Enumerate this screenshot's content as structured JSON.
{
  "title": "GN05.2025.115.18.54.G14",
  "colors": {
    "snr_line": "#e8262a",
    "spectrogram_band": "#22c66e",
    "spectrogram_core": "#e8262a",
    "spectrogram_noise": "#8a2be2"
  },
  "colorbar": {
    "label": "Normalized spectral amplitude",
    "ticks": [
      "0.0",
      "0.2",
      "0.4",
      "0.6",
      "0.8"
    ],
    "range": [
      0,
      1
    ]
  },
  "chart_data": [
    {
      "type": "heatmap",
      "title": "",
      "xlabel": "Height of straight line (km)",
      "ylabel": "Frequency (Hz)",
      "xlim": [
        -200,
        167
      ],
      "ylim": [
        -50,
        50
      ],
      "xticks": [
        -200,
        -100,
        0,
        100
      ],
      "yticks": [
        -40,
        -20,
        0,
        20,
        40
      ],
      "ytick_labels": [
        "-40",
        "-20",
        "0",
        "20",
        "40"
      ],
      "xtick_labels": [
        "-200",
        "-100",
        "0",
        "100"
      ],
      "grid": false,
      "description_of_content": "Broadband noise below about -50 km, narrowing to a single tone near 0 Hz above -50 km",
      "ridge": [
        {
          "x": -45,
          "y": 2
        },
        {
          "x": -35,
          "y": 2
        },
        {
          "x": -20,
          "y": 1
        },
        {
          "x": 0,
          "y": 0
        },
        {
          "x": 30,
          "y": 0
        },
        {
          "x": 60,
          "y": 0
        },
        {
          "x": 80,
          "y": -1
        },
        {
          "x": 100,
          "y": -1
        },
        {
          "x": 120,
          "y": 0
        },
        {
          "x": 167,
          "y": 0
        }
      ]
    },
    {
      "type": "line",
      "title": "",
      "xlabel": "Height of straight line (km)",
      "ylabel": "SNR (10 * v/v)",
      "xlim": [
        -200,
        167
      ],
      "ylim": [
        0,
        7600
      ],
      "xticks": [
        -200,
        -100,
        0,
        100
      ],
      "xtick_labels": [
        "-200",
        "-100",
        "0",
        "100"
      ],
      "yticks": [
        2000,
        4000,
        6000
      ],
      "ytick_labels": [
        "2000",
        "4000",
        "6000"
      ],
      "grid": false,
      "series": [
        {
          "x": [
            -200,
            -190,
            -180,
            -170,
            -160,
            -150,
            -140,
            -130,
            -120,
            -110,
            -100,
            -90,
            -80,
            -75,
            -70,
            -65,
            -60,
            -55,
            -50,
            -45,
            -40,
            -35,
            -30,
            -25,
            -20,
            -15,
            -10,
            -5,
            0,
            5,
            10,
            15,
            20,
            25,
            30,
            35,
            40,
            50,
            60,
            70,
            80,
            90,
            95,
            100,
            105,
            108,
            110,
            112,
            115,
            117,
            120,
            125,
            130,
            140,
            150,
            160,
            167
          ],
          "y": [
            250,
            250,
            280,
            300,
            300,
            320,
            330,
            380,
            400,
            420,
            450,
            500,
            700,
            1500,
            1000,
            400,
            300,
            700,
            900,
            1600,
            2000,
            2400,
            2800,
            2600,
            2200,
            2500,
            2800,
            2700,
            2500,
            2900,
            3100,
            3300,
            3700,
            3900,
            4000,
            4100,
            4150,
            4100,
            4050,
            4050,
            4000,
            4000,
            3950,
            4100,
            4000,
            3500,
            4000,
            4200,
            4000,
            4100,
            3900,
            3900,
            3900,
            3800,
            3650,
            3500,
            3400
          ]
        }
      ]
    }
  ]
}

• Goal of the exercise:
Set down the material above again, word for word.

• Expected output:
Enumerate this screenshot's content as structured JSON.
{
  "title": "GN05.2025.115.18.54.G14",
  "colors": {
    "snr_line": "#e8262a",
    "spectrogram_band": "#22c66e",
    "spectrogram_core": "#e8262a",
    "spectrogram_noise": "#8a2be2"
  },
  "colorbar": {
    "label": "Normalized spectral amplitude",
    "ticks": [
      "0.0",
      "0.2",
      "0.4",
      "0.6",
      "0.8"
    ],
    "range": [
      0,
      1
    ]
  },
  "chart_data": [
    {
      "type": "heatmap",
      "title": "",
      "xlabel": "Height of straight line (km)",
      "ylabel": "Frequency (Hz)",
      "xlim": [
        -200,
        167
      ],
      "ylim": [
        -50,
        50
      ],
      "xticks": [
        -200,
        -100,
        0,
        100
      ],
      "yticks": [
        -40,
        -20,
        0,
        20,
        40
      ],
      "ytick_labels": [
        "-40",
        "-20",
        "0",
        "20",
        "40"
      ],
      "xtick_labels": [
        "-200",
        "-100",
        "0",
        "100"
      ],
      "grid": false,
      "description_of_content": "Broadband noise below about -50 km, narrowing to a single tone near 0 Hz above -50 km",
      "ridge": [
        {
          "x": -45,
          "y": 2
        },
        {
          "x": -35,
          "y": 2
        },
        {
          "x": -20,
          "y": 1
        },
        {
          "x": 0,
          "y": 0
        },
        {
          "x": 30,
          "y": 0
        },
        {
          "x": 60,
          "y": 0
        },
        {
          "x": 80,
          "y": -1
        },
        {
          "x": 100,
          "y": -1
        },
        {
          "x": 120,
          "y": 0
        },
        {
          "x": 167,
          "y": 0
        }
      ]
    },
    {
      "type": "line",
      "title": "",
      "xlabel": "Height of straight line (km)",
      "ylabel": "SNR (10 * v/v)",
      "xlim": [
        -200,
        167
      ],
      "ylim": [
        0,
        7600
      ],
      "xticks": [
        -200,
        -100,
        0,
        100
      ],
      "xtick_labels": [
        "-200",
        "-100",
        "0",
        "100"
      ],
      "yticks": [
        2000,
        4000,
        6000
      ],
      "ytick_labels": [
        "2000",
        "4000",
        "6000"
      ],
      "grid": false,
      "series": [
        {
          "x": [
            -200,
            -190,
            -180,
            -170,
            -160,
            -150,
            -140,
            -130,
            -120,
            -110,
            -100,
            -90,
            -80,
            -75,
            -70,
            -65,
            -60,
            -55,
            -50,
            -45,
            -40,
            -35,
            -30,
            -25,
            -20,
            -15,
            -10,
            -5,
            0,
            5,
            10,
            15,
            20,
            25,
            30,
            35,
            40,
            50,
            60,
            70,
            80,
            90,
            95,
            100,
            105,
            108,
            110,
            112,
            115,
            117,
            120,
            125,
            130,
            140,
            150,
            160,
            167
          ],
          "y": [
            250,
            250,
            280,
            300,
            300,
            320,
            330,
            380,
            400,
            420,
            450,
            500,
            700,
            1500,
            1000,
            400,
            300,
            700,
            900,
            1600,
            2000,
            2400,
            2800,
            2600,
            2200,
            2500,
            2800,
            2700,
            2500,
            2900,
            3100,
            3300,
            3700,
            3900,
            4000,
            4100,
            4150,
            4100,
            4050,
            4050,
            4000,
            4000,
            3950,
            4100,
            4000,
            3500,
            4000,
            4200,
            4000,
            4100,
            3900,
            3900,
            3900,
            3800,
            3650,
            3500,
            3400
          ]
        }
      ]
    }
  ]
}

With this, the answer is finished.